(Data excerpts)
- - -

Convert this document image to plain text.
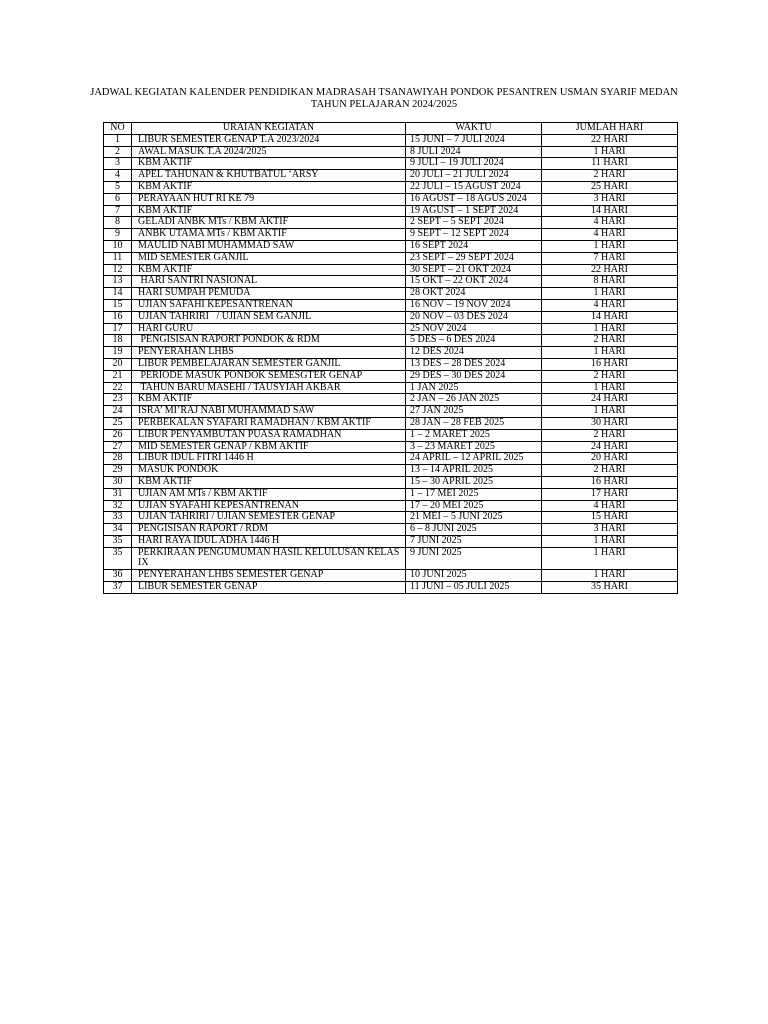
JADWAL KEGIATAN KALENDER PENDIDIKAN MADRASAH TSANAWIYAH PONDOK PESANTREN USMAN SYARIF MEDAN
TAHUN PELAJARAN 2024/2025
NO	URAIAN KEGIATAN	WAKTU	JUMLAH HARI
1	LIBUR SEMESTER GENAP T.A 2023/2024	15 JUNI – 7 JULI 2024	22 HARI
2	AWAL MASUK T.A 2024/2025	8 JULI 2024	1 HARI
3	KBM AKTIF	9 JULI – 19 JULI 2024	11 HARI
4	APEL TAHUNAN & KHUTBATUL ‘ARSY	20 JULI – 21 JULI 2024	2 HARI
5	KBM AKTIF	22 JULI – 15 AGUST 2024	25 HARI
6	PERAYAAN HUT RI KE 79	16 AGUST – 18 AGUS 2024	3 HARI
7	KBM AKTIF	19 AGUST – 1 SEPT 2024	14 HARI
8	GELADI ANBK MTs / KBM AKTIF	2 SEPT – 5 SEPT 2024	4 HARI
9	ANBK UTAMA MTs / KBM AKTIF	9 SEPT – 12 SEPT 2024	4 HARI
10	MAULID NABI MUHAMMAD SAW	16 SEPT 2024	1 HARI
11	MID SEMESTER GANJIL	23 SEPT – 29 SEPT 2024	7 HARI
12	KBM AKTIF	30 SEPT – 21 OKT 2024	22 HARI
13	HARI SANTRI NASIONAL	15 OKT – 22 OKT 2024	8 HARI
14	HARI SUMPAH PEMUDA	28 OKT 2024	1 HARI
15	UJIAN SAFAHI KEPESANTRENAN	16 NOV – 19 NOV 2024	4 HARI
16	UJIAN TAHRIRI   / UJIAN SEM GANJIL	20 NOV – 03 DES 2024	14 HARI
17	HARI GURU	25 NOV 2024	1 HARI
18	PENGISISAN RAPORT PONDOK & RDM	5 DES – 6 DES 2024	2 HARI
19	PENYERAHAN LHBS	12 DES 2024	1 HARI
20	LIBUR PEMBELAJARAN SEMESTER GANJIL	13 DES – 28 DES 2024	16 HARI
21	PERIODE MASUK PONDOK SEMESGTER GENAP	29 DES – 30 DES 2024	2 HARI
22	TAHUN BARU MASEHI / TAUSYIAH AKBAR	1 JAN 2025	1 HARI
23	KBM AKTIF	2 JAN – 26 JAN 2025	24 HARI
24	ISRA’ MI’RAJ NABI MUHAMMAD SAW	27 JAN 2025	1 HARI
25	PERBEKALAN SYAFARI RAMADHAN / KBM AKTIF	28 JAN – 28 FEB 2025	30 HARI
26	LIBUR PENYAMBUTAN PUASA RAMADHAN	1 – 2 MARET 2025	2 HARI
27	MID SEMESTER GENAP / KBM AKTIF	3 – 23 MARET 2025	24 HARI
28	LIBUR IDUL FITRI 1446 H	24 APRIL – 12 APRIL 2025	20 HARI
29	MASUK PONDOK	13 – 14 APRIL 2025	2 HARI
30	KBM AKTIF	15 – 30 APRIL 2025	16 HARI
31	UJIAN AM MTs / KBM AKTIF	1 – 17 MEI 2025	17 HARI
32	UJIAN SYAFAHI KEPESANTRENAN	17 – 20 MEI 2025	4 HARI
33	UJIAN TAHRIRI / UJIAN SEMESTER GENAP	21 MEI – 5 JUNI 2025	15 HARI
34	PENGISISAN RAPORT / RDM	6 – 8 JUNI 2025	3 HARI
35	HARI RAYA IDUL ADHA 1446 H	7 JUNI 2025	1 HARI
35	PERKIRAAN PENGUMUMAN HASIL KELULUSAN KELAS IX	9 JUNI 2025	1 HARI
36	PENYERAHAN LHBS SEMESTER GENAP	10 JUNI 2025	1 HARI
37	LIBUR SEMESTER GENAP	11 JUNI – 05 JULI 2025	35 HARI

- - -

• [Given exercise]: Quote the records above in full, dropping each picture.

• [Output for this exercise]:
Convert this document image to plain text.
JADWAL KEGIATAN KALENDER PENDIDIKAN MADRASAH TSANAWIYAH PONDOK PESANTREN USMAN SYARIF MEDAN
TAHUN PELAJARAN 2024/2025
NO	URAIAN KEGIATAN	WAKTU	JUMLAH HARI
1	LIBUR SEMESTER GENAP T.A 2023/2024	15 JUNI – 7 JULI 2024	22 HARI
2	AWAL MASUK T.A 2024/2025	8 JULI 2024	1 HARI
3	KBM AKTIF	9 JULI – 19 JULI 2024	11 HARI
4	APEL TAHUNAN & KHUTBATUL ‘ARSY	20 JULI – 21 JULI 2024	2 HARI
5	KBM AKTIF	22 JULI – 15 AGUST 2024	25 HARI
6	PERAYAAN HUT RI KE 79	16 AGUST – 18 AGUS 2024	3 HARI
7	KBM AKTIF	19 AGUST – 1 SEPT 2024	14 HARI
8	GELADI ANBK MTs / KBM AKTIF	2 SEPT – 5 SEPT 2024	4 HARI
9	ANBK UTAMA MTs / KBM AKTIF	9 SEPT – 12 SEPT 2024	4 HARI
10	MAULID NABI MUHAMMAD SAW	16 SEPT 2024	1 HARI
11	MID SEMESTER GANJIL	23 SEPT – 29 SEPT 2024	7 HARI
12	KBM AKTIF	30 SEPT – 21 OKT 2024	22 HARI
13	HARI SANTRI NASIONAL	15 OKT – 22 OKT 2024	8 HARI
14	HARI SUMPAH PEMUDA	28 OKT 2024	1 HARI
15	UJIAN SAFAHI KEPESANTRENAN	16 NOV – 19 NOV 2024	4 HARI
16	UJIAN TAHRIRI   / UJIAN SEM GANJIL	20 NOV – 03 DES 2024	14 HARI
17	HARI GURU	25 NOV 2024	1 HARI
18	PENGISISAN RAPORT PONDOK & RDM	5 DES – 6 DES 2024	2 HARI
19	PENYERAHAN LHBS	12 DES 2024	1 HARI
20	LIBUR PEMBELAJARAN SEMESTER GANJIL	13 DES – 28 DES 2024	16 HARI
21	PERIODE MASUK PONDOK SEMESGTER GENAP	29 DES – 30 DES 2024	2 HARI
22	TAHUN BARU MASEHI / TAUSYIAH AKBAR	1 JAN 2025	1 HARI
23	KBM AKTIF	2 JAN – 26 JAN 2025	24 HARI
24	ISRA’ MI’RAJ NABI MUHAMMAD SAW	27 JAN 2025	1 HARI
25	PERBEKALAN SYAFARI RAMADHAN / KBM AKTIF	28 JAN – 28 FEB 2025	30 HARI
26	LIBUR PENYAMBUTAN PUASA RAMADHAN	1 – 2 MARET 2025	2 HARI
27	MID SEMESTER GENAP / KBM AKTIF	3 – 23 MARET 2025	24 HARI
28	LIBUR IDUL FITRI 1446 H	24 APRIL – 12 APRIL 2025	20 HARI
29	MASUK PONDOK	13 – 14 APRIL 2025	2 HARI
30	KBM AKTIF	15 – 30 APRIL 2025	16 HARI
31	UJIAN AM MTs / KBM AKTIF	1 – 17 MEI 2025	17 HARI
32	UJIAN SYAFAHI KEPESANTRENAN	17 – 20 MEI 2025	4 HARI
33	UJIAN TAHRIRI / UJIAN SEMESTER GENAP	21 MEI – 5 JUNI 2025	15 HARI
34	PENGISISAN RAPORT / RDM	6 – 8 JUNI 2025	3 HARI
35	HARI RAYA IDUL ADHA 1446 H	7 JUNI 2025	1 HARI
35	PERKIRAAN PENGUMUMAN HASIL KELULUSAN KELAS IX	9 JUNI 2025	1 HARI
36	PENYERAHAN LHBS SEMESTER GENAP	10 JUNI 2025	1 HARI
37	LIBUR SEMESTER GENAP	11 JUNI – 05 JULI 2025	35 HARI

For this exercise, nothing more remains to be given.